▶ **Set exercise**
Write out the whole listing word for word.

▶ **Data provided**
========================================
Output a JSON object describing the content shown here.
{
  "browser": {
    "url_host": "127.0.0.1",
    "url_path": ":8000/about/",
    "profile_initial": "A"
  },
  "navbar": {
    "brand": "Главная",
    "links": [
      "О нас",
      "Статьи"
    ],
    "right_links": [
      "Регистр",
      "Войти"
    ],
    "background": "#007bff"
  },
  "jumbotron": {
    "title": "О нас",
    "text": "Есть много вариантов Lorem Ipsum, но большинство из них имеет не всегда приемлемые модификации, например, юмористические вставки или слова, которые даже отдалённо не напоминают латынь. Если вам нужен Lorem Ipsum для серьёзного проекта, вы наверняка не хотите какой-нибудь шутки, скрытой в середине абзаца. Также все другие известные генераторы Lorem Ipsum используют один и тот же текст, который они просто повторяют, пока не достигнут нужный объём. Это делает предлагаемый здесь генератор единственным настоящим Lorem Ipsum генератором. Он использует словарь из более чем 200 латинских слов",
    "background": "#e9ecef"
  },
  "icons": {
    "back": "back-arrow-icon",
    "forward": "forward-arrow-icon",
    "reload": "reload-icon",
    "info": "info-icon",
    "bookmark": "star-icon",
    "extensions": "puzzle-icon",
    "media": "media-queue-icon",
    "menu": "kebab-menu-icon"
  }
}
========================================
▶ **Written answer**
Output a JSON object describing the content shown here.
{
  "browser": {
    "url_host": "127.0.0.1",
    "url_path": ":8000/about/",
    "profile_initial": "A"
  },
  "navbar": {
    "brand": "Главная",
    "links": [
      "О нас",
      "Статьи"
    ],
    "right_links": [
      "Регистр",
      "Войти"
    ],
    "background": "#007bff"
  },
  "jumbotron": {
    "title": "О нас",
    "text": "Есть много вариантов Lorem Ipsum, но большинство из них имеет не всегда приемлемые модификации, например, юмористические вставки или слова, которые даже отдалённо не напоминают латынь. Если вам нужен Lorem Ipsum для серьёзного проекта, вы наверняка не хотите какой-нибудь шутки, скрытой в середине абзаца. Также все другие известные генераторы Lorem Ipsum используют один и тот же текст, который они просто повторяют, пока не достигнут нужный объём. Это делает предлагаемый здесь генератор единственным настоящим Lorem Ipsum генератором. Он использует словарь из более чем 200 латинских слов",
    "background": "#e9ecef"
  },
  "icons": {
    "back": "back-arrow-icon",
    "forward": "forward-arrow-icon",
    "reload": "reload-icon",
    "info": "info-icon",
    "bookmark": "star-icon",
    "extensions": "puzzle-icon",
    "media": "media-queue-icon",
    "menu": "kebab-menu-icon"
  }
}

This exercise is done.